**Record extracts:**

####################

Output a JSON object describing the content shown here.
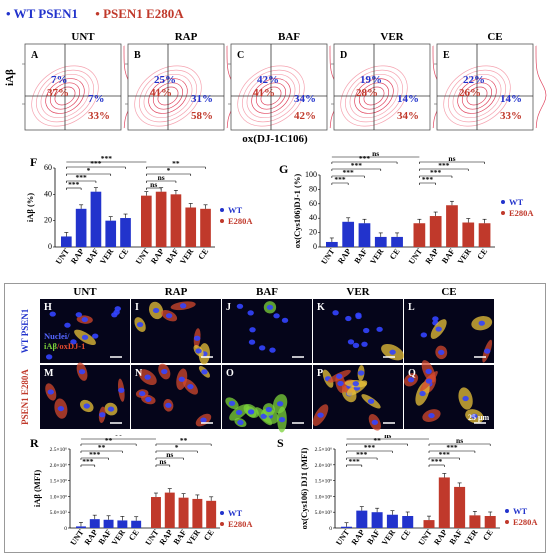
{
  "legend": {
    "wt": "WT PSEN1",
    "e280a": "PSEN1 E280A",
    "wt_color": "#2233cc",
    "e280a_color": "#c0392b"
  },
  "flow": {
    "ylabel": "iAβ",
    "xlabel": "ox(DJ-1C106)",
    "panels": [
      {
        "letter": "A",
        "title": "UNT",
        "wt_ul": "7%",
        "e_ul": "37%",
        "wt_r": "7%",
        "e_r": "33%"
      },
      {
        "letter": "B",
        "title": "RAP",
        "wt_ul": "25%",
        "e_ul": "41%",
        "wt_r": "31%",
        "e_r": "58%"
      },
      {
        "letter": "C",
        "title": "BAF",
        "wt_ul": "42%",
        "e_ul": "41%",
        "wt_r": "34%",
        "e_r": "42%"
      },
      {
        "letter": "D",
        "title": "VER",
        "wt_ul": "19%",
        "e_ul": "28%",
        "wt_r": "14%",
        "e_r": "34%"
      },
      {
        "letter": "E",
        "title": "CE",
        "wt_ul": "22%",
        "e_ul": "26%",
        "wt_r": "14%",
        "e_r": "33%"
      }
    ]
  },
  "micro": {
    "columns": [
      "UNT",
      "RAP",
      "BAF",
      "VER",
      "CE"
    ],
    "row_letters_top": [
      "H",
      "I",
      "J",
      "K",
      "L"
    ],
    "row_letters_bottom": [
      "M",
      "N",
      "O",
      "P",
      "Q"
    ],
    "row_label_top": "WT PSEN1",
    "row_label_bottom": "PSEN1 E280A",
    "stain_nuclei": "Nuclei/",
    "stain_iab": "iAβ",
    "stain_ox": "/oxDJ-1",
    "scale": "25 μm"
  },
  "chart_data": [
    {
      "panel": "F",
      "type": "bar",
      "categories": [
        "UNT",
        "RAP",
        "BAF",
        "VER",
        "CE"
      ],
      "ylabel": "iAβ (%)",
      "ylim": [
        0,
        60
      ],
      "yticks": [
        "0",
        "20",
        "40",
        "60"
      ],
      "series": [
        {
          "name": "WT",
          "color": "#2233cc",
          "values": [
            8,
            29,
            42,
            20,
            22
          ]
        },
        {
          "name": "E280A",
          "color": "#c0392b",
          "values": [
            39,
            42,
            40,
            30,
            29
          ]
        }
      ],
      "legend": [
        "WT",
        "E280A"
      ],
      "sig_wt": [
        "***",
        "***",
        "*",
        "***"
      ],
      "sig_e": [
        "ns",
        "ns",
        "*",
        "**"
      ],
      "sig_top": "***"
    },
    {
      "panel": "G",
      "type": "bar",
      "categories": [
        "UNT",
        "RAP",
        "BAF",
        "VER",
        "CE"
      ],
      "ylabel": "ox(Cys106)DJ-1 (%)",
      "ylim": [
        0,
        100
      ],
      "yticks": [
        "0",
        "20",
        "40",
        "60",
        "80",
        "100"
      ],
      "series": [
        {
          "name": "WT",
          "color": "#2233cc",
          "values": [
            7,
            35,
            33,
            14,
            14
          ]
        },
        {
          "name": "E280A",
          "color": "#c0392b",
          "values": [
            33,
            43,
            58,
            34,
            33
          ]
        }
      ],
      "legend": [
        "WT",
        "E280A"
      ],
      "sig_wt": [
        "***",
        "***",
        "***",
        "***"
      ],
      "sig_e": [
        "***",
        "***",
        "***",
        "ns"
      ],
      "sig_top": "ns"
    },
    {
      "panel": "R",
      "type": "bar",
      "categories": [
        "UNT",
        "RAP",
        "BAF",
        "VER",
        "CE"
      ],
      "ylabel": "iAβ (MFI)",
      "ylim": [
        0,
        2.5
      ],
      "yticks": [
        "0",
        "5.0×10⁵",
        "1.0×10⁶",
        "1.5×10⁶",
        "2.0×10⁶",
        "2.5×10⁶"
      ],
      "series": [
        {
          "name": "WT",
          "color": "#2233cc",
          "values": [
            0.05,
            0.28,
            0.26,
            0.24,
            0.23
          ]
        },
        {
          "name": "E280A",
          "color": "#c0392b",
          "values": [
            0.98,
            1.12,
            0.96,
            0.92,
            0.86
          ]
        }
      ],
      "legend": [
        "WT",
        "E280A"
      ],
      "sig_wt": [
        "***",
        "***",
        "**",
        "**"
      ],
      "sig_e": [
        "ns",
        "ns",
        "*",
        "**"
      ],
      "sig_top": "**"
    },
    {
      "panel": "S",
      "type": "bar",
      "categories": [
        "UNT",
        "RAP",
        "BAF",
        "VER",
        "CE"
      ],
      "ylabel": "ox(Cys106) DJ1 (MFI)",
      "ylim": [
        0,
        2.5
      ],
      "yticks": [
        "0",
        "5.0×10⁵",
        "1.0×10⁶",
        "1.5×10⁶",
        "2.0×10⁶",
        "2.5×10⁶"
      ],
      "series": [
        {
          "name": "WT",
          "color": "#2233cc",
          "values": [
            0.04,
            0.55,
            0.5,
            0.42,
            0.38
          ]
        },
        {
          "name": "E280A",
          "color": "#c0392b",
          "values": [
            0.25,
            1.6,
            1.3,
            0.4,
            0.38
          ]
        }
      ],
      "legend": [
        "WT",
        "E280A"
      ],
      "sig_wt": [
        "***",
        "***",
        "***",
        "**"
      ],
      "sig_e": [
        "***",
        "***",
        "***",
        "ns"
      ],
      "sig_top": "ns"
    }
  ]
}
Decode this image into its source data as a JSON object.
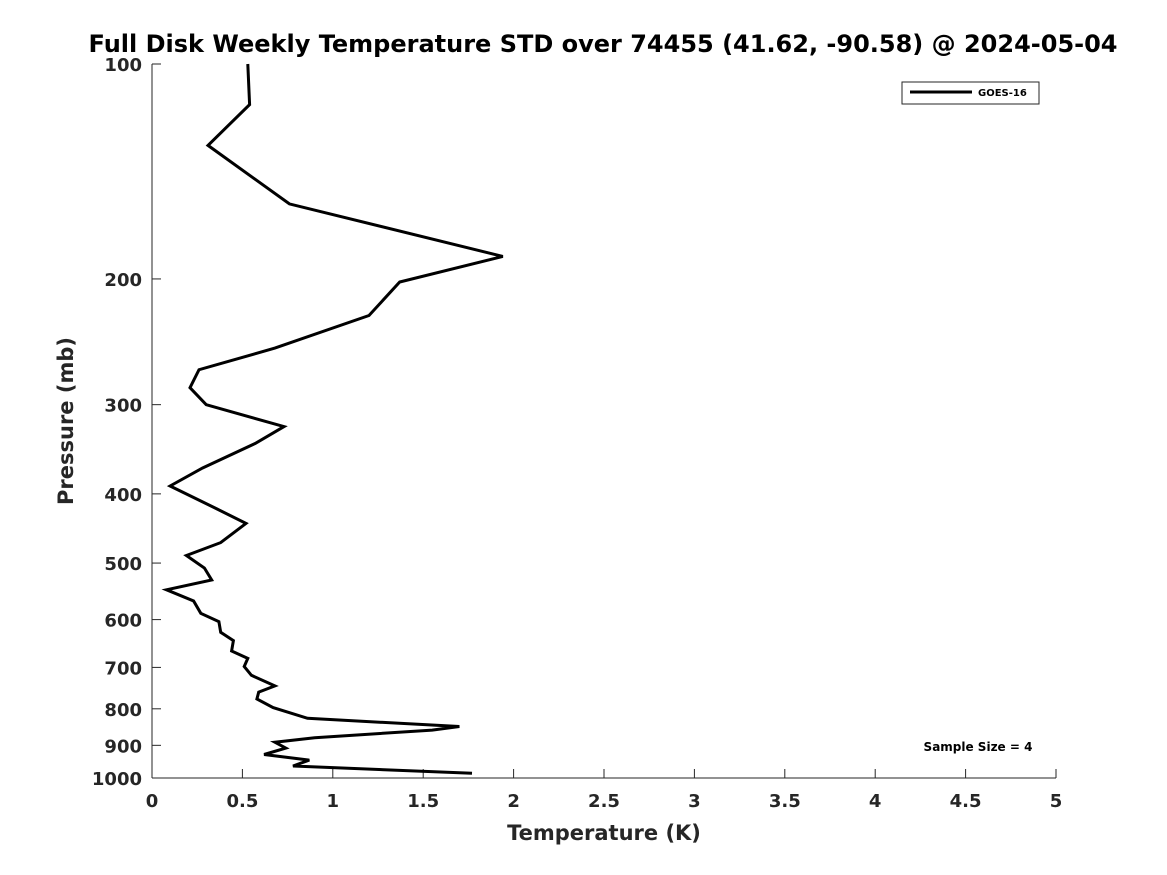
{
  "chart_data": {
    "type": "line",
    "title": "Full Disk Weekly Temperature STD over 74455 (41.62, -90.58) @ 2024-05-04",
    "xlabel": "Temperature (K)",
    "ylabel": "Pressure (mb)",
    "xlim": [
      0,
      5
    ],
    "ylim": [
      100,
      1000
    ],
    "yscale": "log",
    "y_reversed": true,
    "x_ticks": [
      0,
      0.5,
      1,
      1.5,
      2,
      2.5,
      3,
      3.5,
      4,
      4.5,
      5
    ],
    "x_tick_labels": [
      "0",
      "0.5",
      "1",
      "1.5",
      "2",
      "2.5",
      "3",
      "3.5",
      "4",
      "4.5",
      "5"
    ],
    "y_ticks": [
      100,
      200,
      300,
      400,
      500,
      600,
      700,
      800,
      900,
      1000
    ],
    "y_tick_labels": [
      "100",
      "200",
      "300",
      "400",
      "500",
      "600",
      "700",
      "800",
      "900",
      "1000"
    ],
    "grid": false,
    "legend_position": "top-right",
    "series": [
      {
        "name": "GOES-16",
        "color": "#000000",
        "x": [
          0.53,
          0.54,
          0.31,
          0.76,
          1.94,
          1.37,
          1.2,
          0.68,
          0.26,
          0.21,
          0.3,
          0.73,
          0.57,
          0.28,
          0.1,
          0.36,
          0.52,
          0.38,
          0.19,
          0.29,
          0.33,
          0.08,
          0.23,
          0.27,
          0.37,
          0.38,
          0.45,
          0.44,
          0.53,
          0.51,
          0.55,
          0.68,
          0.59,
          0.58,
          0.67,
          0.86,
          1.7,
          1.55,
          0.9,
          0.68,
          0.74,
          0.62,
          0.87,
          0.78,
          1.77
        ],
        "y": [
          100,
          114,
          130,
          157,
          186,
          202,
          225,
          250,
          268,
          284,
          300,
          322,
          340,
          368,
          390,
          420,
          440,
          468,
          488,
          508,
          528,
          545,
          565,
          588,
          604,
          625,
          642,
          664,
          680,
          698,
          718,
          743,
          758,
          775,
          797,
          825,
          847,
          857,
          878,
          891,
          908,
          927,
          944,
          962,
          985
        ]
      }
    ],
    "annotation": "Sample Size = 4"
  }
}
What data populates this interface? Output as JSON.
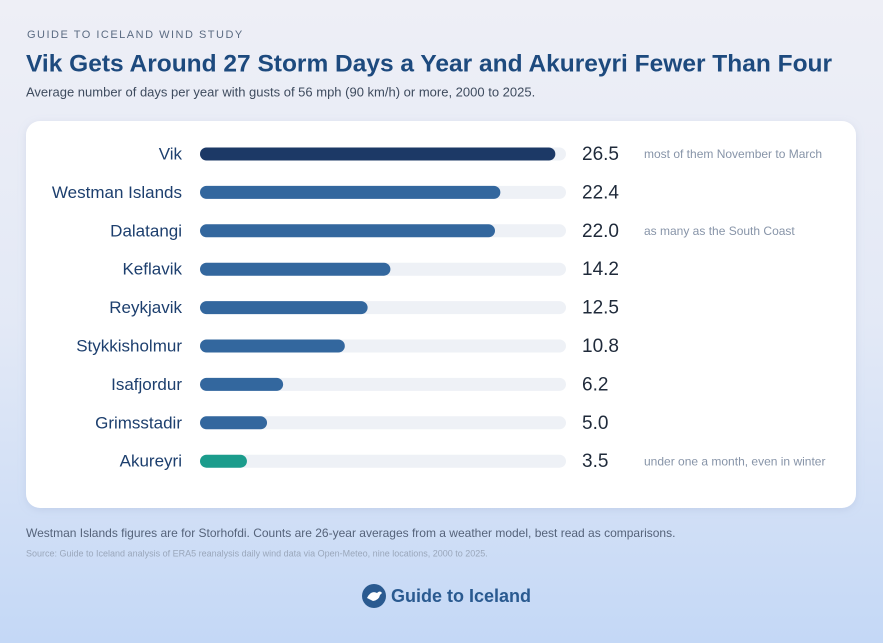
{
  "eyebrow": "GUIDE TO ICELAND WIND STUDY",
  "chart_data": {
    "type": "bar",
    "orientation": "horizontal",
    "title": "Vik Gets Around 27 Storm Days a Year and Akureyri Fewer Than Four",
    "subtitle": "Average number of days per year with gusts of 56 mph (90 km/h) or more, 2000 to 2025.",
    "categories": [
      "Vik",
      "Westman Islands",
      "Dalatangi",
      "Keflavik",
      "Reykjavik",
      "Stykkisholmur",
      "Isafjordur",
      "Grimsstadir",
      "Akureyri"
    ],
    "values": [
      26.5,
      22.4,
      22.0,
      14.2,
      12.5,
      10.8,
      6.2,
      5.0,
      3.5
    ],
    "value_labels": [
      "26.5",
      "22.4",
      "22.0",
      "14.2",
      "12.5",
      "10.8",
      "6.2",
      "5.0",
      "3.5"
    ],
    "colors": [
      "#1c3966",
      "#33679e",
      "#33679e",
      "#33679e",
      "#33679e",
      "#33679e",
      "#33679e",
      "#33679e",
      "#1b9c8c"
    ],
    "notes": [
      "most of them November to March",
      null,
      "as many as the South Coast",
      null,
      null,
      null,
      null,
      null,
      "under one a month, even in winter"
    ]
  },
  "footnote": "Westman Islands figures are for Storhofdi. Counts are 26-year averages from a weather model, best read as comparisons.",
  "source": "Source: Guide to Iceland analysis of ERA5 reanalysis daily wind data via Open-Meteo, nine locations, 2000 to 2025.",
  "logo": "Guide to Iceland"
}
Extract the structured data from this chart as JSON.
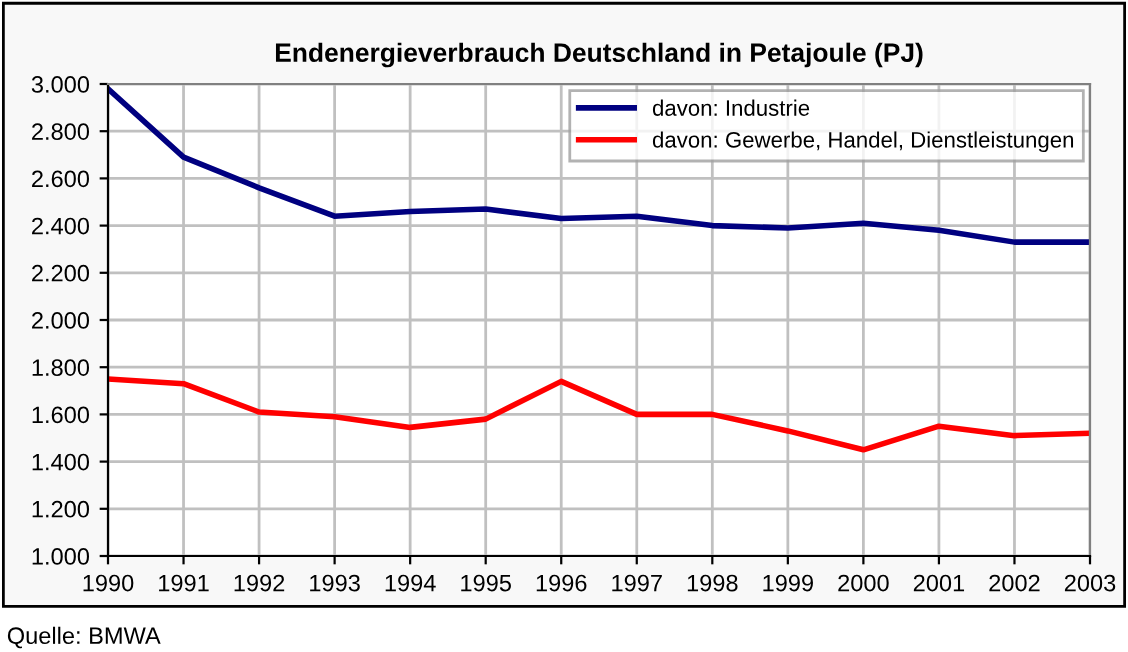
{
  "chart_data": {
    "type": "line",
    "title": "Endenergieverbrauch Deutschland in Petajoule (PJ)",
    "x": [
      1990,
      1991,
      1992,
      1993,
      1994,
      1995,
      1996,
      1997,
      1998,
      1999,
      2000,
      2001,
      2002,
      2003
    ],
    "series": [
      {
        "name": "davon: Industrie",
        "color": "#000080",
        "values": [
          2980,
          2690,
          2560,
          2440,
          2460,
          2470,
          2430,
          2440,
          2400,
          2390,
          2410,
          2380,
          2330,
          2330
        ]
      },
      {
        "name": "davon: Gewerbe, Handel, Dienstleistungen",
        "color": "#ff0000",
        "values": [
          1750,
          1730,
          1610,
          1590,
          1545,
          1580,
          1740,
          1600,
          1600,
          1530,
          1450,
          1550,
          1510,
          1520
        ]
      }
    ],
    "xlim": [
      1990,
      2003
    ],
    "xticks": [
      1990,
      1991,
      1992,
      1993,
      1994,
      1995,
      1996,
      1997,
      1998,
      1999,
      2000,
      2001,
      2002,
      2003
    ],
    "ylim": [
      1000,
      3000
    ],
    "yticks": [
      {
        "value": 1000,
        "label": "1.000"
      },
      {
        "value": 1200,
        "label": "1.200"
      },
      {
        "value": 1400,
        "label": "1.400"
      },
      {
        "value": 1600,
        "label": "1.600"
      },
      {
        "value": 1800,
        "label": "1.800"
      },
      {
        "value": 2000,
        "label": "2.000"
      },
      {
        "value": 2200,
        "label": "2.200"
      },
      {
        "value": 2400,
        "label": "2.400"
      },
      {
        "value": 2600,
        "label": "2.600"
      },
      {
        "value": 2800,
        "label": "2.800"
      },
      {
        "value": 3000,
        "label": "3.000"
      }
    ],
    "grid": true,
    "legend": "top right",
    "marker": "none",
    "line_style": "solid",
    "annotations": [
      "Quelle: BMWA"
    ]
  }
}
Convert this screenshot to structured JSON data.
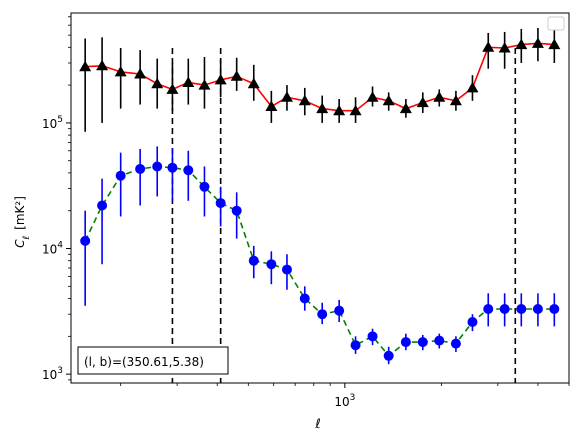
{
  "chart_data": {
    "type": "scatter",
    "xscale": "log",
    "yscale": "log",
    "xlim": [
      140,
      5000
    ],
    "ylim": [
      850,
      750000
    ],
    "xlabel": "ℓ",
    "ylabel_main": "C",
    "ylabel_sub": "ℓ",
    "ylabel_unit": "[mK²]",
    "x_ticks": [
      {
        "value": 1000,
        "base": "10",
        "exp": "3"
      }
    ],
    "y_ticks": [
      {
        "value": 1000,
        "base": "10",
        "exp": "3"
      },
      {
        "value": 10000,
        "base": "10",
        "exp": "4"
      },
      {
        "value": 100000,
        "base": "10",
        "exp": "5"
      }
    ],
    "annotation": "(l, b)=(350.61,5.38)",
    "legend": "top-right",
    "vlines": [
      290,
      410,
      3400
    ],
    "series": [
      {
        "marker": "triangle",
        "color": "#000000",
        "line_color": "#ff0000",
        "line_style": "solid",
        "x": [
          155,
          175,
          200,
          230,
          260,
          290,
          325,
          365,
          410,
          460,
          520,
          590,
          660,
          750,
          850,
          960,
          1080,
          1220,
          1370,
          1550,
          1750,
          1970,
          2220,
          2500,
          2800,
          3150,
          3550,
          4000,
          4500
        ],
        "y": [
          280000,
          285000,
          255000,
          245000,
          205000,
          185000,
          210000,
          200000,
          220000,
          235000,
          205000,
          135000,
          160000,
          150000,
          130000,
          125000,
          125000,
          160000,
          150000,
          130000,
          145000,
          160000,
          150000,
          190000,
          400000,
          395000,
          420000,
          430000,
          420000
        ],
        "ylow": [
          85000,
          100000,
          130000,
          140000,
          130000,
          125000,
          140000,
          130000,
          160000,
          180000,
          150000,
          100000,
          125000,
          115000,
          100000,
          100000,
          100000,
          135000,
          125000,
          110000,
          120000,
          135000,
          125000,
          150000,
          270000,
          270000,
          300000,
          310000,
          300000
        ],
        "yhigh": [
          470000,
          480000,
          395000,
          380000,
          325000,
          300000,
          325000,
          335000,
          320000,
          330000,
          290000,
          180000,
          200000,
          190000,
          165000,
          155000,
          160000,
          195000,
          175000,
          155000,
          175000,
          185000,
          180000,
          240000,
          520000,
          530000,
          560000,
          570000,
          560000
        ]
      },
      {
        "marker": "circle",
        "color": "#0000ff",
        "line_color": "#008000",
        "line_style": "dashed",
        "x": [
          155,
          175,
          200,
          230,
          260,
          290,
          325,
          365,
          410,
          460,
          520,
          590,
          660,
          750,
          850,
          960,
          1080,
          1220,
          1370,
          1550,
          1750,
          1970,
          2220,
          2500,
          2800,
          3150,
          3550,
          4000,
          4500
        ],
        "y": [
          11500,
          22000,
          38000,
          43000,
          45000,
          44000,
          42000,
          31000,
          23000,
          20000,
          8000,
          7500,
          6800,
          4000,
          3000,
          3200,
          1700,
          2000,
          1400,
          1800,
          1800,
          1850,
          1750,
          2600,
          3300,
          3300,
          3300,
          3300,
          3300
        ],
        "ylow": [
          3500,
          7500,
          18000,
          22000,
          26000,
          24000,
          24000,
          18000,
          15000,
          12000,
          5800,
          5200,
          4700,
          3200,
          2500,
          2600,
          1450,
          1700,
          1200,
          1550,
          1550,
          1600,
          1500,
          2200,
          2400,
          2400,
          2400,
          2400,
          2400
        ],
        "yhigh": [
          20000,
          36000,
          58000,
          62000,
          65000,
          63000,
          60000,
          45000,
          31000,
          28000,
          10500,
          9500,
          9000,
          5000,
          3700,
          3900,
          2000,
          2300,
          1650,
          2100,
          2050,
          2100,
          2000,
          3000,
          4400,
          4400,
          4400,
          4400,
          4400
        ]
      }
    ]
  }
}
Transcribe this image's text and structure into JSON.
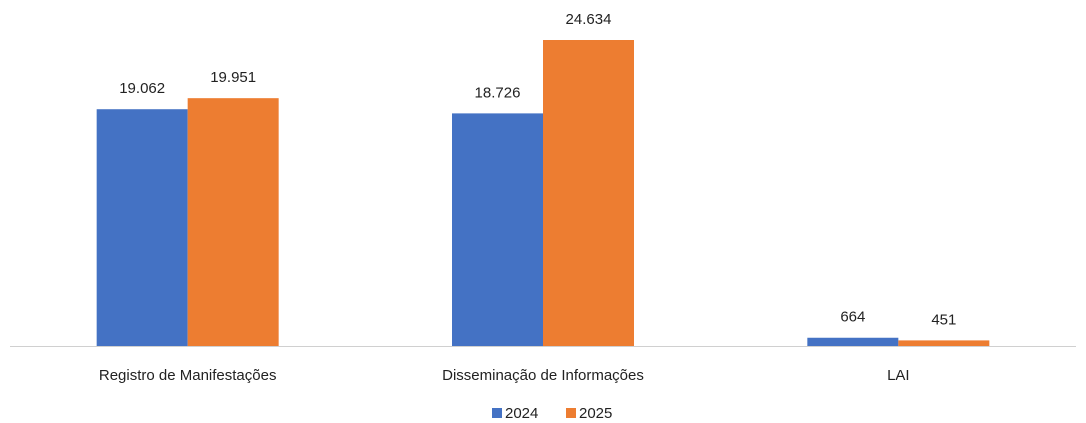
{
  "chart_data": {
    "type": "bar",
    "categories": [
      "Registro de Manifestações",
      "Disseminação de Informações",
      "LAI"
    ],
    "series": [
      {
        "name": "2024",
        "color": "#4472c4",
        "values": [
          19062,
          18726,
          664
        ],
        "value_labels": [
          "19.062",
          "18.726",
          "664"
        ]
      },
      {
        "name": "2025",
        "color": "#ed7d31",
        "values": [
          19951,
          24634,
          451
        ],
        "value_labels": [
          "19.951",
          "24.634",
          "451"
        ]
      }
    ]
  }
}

####################

**What you need to do:** How many lines of the listing above include the word "Temperature"? State the number and nothing else.

**Output for this task:** 2